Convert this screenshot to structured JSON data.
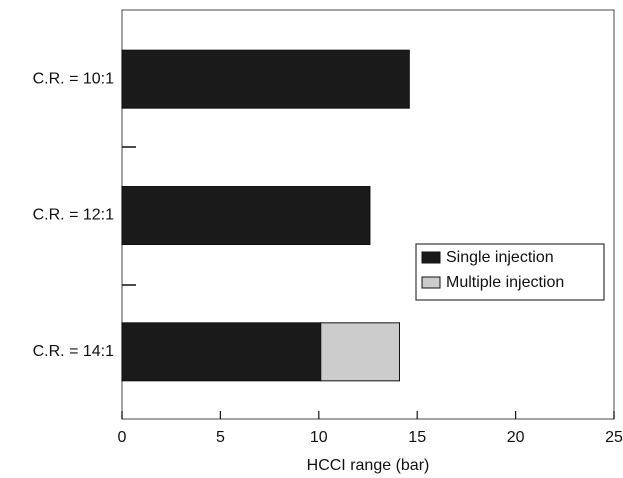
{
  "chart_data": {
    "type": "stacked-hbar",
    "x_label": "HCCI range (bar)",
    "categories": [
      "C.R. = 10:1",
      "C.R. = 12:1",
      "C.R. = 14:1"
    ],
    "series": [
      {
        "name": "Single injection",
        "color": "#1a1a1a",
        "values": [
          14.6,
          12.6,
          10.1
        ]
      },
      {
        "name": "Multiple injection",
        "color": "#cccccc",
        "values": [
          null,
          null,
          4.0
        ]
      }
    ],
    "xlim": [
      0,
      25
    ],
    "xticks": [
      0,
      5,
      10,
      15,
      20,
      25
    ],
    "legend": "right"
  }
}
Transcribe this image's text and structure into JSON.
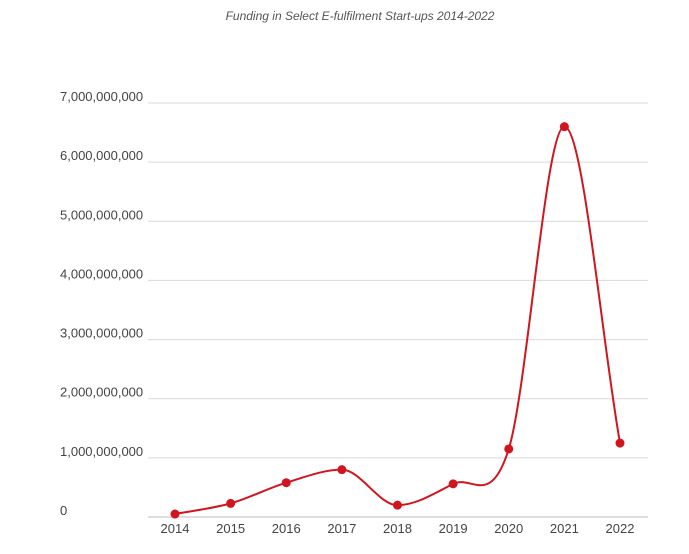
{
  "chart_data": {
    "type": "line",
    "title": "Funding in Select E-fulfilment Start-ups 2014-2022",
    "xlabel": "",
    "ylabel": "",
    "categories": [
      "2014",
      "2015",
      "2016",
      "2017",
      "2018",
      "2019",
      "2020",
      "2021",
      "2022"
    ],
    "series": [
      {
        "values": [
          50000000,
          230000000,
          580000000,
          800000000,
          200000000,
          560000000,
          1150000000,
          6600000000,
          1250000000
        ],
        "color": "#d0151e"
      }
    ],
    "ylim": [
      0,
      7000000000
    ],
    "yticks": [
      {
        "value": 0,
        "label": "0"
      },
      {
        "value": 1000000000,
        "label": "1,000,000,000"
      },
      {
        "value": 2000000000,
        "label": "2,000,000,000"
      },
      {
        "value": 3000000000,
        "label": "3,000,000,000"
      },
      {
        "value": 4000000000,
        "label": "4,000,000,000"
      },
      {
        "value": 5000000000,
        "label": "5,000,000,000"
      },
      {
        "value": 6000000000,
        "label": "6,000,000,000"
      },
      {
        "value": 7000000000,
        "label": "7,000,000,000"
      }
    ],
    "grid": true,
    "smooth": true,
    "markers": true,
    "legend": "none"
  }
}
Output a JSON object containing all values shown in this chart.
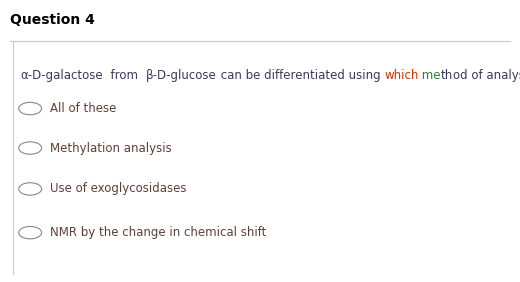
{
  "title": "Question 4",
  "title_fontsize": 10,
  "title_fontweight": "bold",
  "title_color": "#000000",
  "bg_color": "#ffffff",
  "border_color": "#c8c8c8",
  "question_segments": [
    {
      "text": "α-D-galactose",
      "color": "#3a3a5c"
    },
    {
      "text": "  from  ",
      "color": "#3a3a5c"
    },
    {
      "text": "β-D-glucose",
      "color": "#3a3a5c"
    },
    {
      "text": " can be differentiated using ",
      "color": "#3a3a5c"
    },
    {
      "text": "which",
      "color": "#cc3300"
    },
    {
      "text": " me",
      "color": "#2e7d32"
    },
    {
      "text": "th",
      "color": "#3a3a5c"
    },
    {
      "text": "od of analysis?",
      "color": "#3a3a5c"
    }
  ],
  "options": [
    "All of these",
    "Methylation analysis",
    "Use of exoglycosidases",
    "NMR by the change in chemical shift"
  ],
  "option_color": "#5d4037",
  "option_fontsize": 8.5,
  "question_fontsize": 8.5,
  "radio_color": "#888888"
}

WRITTEN INSTRUCTION: Repeat the material above in full and exactly, apart from the pictures.

FINISHED ANSWER:
Convert this screenshot to structured JSON data.
{
  "chart_data": {
    "type": "stacked-hbar",
    "x_label": "HCCI range (bar)",
    "categories": [
      "C.R. = 10:1",
      "C.R. = 12:1",
      "C.R. = 14:1"
    ],
    "series": [
      {
        "name": "Single injection",
        "color": "#1a1a1a",
        "values": [
          14.6,
          12.6,
          10.1
        ]
      },
      {
        "name": "Multiple injection",
        "color": "#cccccc",
        "values": [
          null,
          null,
          4.0
        ]
      }
    ],
    "xlim": [
      0,
      25
    ],
    "xticks": [
      0,
      5,
      10,
      15,
      20,
      25
    ],
    "legend": "right"
  }
}
Transcribe this image's text and structure into JSON.
{
  "chart_data": {
    "type": "line",
    "title": "Funding in Select E-fulfilment Start-ups 2014-2022",
    "xlabel": "",
    "ylabel": "",
    "categories": [
      "2014",
      "2015",
      "2016",
      "2017",
      "2018",
      "2019",
      "2020",
      "2021",
      "2022"
    ],
    "series": [
      {
        "values": [
          50000000,
          230000000,
          580000000,
          800000000,
          200000000,
          560000000,
          1150000000,
          6600000000,
          1250000000
        ],
        "color": "#d0151e"
      }
    ],
    "ylim": [
      0,
      7000000000
    ],
    "yticks": [
      {
        "value": 0,
        "label": "0"
      },
      {
        "value": 1000000000,
        "label": "1,000,000,000"
      },
      {
        "value": 2000000000,
        "label": "2,000,000,000"
      },
      {
        "value": 3000000000,
        "label": "3,000,000,000"
      },
      {
        "value": 4000000000,
        "label": "4,000,000,000"
      },
      {
        "value": 5000000000,
        "label": "5,000,000,000"
      },
      {
        "value": 6000000000,
        "label": "6,000,000,000"
      },
      {
        "value": 7000000000,
        "label": "7,000,000,000"
      }
    ],
    "grid": true,
    "smooth": true,
    "markers": true,
    "legend": "none"
  }
}
Output a JSON object containing all values shown in this chart.
{
  "title": "Question 4",
  "title_fontsize": 10,
  "title_fontweight": "bold",
  "title_color": "#000000",
  "bg_color": "#ffffff",
  "border_color": "#c8c8c8",
  "question_segments": [
    {
      "text": "α-D-galactose",
      "color": "#3a3a5c"
    },
    {
      "text": "  from  ",
      "color": "#3a3a5c"
    },
    {
      "text": "β-D-glucose",
      "color": "#3a3a5c"
    },
    {
      "text": " can be differentiated using ",
      "color": "#3a3a5c"
    },
    {
      "text": "which",
      "color": "#cc3300"
    },
    {
      "text": " me",
      "color": "#2e7d32"
    },
    {
      "text": "th",
      "color": "#3a3a5c"
    },
    {
      "text": "od of analysis?",
      "color": "#3a3a5c"
    }
  ],
  "options": [
    "All of these",
    "Methylation analysis",
    "Use of exoglycosidases",
    "NMR by the change in chemical shift"
  ],
  "option_color": "#5d4037",
  "option_fontsize": 8.5,
  "question_fontsize": 8.5,
  "radio_color": "#888888"
}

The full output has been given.